### Exercise task
In the records below, work out how many lines hold the word "icon". Report the number alone.

### Input rows
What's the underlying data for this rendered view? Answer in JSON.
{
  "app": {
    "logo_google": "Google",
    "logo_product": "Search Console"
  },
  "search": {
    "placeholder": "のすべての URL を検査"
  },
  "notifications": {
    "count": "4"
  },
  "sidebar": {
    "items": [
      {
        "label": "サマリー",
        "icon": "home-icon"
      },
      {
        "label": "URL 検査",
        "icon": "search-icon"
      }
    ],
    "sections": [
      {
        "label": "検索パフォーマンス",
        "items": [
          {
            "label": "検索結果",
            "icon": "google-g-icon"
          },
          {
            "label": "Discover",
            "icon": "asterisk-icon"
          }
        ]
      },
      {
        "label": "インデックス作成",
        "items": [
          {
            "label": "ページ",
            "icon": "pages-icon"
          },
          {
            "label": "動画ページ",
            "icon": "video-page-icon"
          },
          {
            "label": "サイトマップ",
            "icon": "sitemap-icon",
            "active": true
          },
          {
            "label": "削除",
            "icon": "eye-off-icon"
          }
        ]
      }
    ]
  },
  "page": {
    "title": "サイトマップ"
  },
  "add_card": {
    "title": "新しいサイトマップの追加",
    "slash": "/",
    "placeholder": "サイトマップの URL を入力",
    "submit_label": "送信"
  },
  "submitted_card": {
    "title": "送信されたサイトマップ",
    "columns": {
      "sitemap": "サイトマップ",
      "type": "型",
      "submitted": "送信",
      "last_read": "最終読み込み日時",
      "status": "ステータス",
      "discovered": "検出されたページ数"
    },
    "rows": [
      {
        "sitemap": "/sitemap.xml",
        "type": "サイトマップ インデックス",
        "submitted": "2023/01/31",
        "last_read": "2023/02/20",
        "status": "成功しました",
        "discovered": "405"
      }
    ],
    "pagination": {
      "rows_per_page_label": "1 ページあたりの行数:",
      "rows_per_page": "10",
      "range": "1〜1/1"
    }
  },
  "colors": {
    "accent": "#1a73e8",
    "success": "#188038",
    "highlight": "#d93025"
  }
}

### Full output
8